• _EXERCISE TASK_
Pull every line containing the word "title" from the records.

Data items
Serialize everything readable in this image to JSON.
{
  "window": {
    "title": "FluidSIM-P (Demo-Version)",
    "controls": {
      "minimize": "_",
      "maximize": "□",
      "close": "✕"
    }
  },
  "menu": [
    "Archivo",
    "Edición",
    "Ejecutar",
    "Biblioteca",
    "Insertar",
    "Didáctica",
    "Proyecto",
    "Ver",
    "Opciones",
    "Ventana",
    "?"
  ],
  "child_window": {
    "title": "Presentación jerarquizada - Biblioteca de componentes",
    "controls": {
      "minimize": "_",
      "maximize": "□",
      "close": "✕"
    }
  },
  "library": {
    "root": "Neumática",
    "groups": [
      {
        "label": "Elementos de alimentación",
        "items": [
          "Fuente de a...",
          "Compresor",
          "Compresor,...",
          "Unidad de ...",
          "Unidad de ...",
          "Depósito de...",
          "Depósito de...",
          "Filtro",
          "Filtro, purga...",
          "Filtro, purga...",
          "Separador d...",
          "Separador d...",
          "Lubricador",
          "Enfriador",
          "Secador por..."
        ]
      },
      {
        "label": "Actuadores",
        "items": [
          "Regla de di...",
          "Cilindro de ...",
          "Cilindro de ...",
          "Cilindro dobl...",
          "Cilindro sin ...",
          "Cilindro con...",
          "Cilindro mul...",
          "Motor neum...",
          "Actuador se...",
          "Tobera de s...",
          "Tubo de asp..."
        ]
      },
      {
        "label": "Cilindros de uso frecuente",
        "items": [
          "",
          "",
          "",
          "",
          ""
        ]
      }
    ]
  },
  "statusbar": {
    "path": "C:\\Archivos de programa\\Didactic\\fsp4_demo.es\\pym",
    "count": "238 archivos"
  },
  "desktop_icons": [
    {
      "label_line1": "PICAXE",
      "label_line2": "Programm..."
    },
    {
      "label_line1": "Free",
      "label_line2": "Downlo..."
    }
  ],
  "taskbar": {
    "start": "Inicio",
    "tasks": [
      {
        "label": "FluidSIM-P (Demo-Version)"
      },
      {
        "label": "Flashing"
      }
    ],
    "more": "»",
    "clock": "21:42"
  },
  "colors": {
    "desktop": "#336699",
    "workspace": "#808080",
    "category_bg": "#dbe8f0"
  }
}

• _COMPLETE ANSWER_
    "title": "FluidSIM-P (Demo-Version)",
    "title": "Presentación jerarquizada - Biblioteca de componentes",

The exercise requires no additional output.